### Arbeitsaufträge
a. Entnimm dem Text zum Behandlungspfad bei proximaler Femurfraktur die Passage zwischen „Nach Einführung des“ und „(Tabelle 1 [Tab. 1]).“, beide Stellen eingeschlossen, und gib sie wortgetreu wieder.
b. Wie viele Patienten gehörten laut dem Text zum Behandlungspfad bei proximaler Femurfraktur zum Kollektiv der Ist-Analyse?

### Dokumenttext

══════════════════════════════

Es wurden drei jeweils konsekutiv rekrutierte Patientenkollektive verglichen: Gruppe 1: Kollektiv der Ist-Analyse, 168 Patienten; Gruppe 2: Kollektiv nach Implementierung des Behandlungspfads, 85 Patienten mit pfadkonformer Behandlung und Gruppe 3: Kollektiv nach Einführung der elektronischen Aufnahme, 77 Patienten mit pfadkonformer Behandlung. Die Daten wurden anhand eines standardisierten Fragebogens prospektiv dokumentiert und mit der Patientenakte sowie den im KIS zur Verfügung stehenden Daten abgeglichen. Für den prä-post-Interventionsvergleich waren vor allem diejenigen Zielgrößen relevant, für die in der Ist-Analyse Optimierungspotentiale identifiziert wurden: Richtigkeit der Seitenangabe der Fraktur, Dokumentation von Allergien, schriftliche Anordnung der medikamentösen Therapie, Zeitpunkt des erstmaligen Erhalts einer medikamentösen Thromboembolieprophylaxe und präoperative Liegezeit. Letztere sowie die gesamte stationäre Verweildauer sind relevante Indikatoren der Versorgungsqualität.

Ergebnisse

Nach Einführung des Behandlungspfads „proximale Femurfraktur“ mithilfe aktiver Implementierungsstrategien konnte in einigen Bereichen eine Verbesserung des Prozessmanagements erreicht werden. Allerdings zeigten sich in einigen Bereichen kritische Resultate, sogar Verschlechterungen (Tabelle 1 [Tab. 1]).

══════════════════════════════

### Gespeicherte Daten
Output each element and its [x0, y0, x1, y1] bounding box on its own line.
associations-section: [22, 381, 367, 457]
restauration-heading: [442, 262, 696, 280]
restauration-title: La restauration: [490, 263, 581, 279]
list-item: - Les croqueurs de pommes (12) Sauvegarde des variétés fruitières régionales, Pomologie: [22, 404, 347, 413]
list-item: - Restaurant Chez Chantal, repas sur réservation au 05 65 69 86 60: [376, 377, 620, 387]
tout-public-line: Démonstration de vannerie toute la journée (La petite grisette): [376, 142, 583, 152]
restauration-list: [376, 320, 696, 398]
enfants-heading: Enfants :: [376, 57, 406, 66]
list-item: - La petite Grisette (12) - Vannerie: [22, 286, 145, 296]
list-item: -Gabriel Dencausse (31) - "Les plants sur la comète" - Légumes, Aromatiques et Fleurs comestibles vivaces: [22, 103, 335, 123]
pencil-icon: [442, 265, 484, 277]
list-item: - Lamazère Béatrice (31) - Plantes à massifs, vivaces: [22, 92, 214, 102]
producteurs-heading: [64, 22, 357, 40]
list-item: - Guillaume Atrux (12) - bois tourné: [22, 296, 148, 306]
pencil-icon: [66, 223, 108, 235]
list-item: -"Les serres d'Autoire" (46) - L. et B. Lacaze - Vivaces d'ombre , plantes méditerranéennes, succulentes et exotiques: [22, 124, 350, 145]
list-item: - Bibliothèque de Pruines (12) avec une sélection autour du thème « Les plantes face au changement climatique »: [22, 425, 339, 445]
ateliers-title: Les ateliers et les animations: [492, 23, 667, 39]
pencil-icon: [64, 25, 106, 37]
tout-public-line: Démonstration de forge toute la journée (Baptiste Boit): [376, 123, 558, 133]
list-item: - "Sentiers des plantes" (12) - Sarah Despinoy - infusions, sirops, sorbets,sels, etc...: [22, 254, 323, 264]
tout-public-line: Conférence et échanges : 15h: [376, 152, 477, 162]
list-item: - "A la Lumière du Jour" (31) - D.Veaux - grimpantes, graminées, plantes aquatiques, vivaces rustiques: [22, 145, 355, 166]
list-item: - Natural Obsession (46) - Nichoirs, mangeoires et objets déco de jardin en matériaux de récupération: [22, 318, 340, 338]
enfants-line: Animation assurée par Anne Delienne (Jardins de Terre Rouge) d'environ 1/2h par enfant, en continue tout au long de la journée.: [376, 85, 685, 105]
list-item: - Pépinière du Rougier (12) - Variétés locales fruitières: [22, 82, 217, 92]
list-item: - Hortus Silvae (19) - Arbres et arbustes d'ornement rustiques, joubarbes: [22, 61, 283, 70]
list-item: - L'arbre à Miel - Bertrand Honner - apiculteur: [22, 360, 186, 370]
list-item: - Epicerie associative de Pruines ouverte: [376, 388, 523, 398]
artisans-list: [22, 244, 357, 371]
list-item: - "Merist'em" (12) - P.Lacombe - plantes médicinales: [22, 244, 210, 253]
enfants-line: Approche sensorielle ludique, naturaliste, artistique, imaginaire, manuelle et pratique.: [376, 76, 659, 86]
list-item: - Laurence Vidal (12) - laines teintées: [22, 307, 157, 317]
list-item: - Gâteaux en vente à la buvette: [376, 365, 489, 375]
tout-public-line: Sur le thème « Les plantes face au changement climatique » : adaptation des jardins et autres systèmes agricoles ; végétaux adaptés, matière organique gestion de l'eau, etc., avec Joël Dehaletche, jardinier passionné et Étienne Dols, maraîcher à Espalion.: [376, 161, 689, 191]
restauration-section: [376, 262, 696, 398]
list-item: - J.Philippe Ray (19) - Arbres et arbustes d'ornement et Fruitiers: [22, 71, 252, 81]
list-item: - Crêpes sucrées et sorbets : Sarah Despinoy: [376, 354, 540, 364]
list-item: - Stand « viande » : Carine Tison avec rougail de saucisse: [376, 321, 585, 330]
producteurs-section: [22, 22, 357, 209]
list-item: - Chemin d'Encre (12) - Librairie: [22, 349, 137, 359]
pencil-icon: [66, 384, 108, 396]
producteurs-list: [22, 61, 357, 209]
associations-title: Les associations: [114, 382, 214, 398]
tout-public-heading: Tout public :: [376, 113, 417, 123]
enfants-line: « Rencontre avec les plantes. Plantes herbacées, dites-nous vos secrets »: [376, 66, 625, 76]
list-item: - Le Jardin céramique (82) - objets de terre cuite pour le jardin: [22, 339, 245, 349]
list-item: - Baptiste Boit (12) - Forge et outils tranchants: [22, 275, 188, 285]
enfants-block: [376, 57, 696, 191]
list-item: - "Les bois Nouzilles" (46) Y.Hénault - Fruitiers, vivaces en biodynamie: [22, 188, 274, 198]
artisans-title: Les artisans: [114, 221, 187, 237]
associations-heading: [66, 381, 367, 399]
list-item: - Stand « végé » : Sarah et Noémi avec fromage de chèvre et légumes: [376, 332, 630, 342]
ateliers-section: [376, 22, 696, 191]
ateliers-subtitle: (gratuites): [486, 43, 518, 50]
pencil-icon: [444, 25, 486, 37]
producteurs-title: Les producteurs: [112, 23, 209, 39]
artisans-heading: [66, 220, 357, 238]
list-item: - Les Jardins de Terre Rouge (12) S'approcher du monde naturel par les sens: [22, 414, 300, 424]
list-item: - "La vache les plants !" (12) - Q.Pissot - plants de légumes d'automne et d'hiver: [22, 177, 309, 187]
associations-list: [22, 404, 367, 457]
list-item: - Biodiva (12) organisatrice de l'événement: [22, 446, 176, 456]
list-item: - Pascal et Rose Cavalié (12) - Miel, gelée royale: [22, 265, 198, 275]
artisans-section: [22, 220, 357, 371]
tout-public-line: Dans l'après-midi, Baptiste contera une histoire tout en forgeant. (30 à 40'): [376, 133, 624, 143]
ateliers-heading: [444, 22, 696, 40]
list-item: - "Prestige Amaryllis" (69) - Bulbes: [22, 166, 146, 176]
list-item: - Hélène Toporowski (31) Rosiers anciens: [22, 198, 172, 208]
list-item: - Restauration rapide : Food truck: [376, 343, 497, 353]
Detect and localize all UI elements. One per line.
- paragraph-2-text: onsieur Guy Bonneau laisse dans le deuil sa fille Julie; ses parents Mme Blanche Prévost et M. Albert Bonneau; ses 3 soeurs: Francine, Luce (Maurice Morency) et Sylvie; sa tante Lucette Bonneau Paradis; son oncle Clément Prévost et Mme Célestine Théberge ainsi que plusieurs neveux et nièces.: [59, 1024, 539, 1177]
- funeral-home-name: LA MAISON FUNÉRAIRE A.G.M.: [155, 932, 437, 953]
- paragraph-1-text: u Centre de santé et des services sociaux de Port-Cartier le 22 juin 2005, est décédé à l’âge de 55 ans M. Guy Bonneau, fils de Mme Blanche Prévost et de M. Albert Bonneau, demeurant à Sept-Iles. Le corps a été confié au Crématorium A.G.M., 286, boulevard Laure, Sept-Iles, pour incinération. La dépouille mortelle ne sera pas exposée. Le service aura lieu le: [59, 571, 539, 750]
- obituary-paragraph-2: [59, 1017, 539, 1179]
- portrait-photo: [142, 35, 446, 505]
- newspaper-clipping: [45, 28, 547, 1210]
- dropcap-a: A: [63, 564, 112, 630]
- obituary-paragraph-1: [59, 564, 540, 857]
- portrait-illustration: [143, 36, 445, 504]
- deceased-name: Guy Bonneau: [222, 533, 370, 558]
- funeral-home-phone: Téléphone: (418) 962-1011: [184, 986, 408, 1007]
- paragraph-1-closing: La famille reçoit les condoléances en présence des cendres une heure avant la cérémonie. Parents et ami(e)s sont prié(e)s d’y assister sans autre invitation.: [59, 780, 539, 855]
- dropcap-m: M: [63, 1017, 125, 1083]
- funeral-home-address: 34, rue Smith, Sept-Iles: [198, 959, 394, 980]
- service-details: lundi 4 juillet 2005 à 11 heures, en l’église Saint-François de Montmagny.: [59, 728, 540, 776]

══════════════════════════════

### Lösungen
a.
Nach Einführung des Behandlungspfads „proximale Femurfraktur“ mithilfe aktiver Implementierungsstrategien konnte in einigen Bereichen eine Verbesserung des Prozessmanagements erreicht werden. Allerdings zeigten sich in einigen Bereichen kritische Resultate, sogar Verschlechterungen (Tabelle 1 [Tab. 1]).

b. 168 Patienten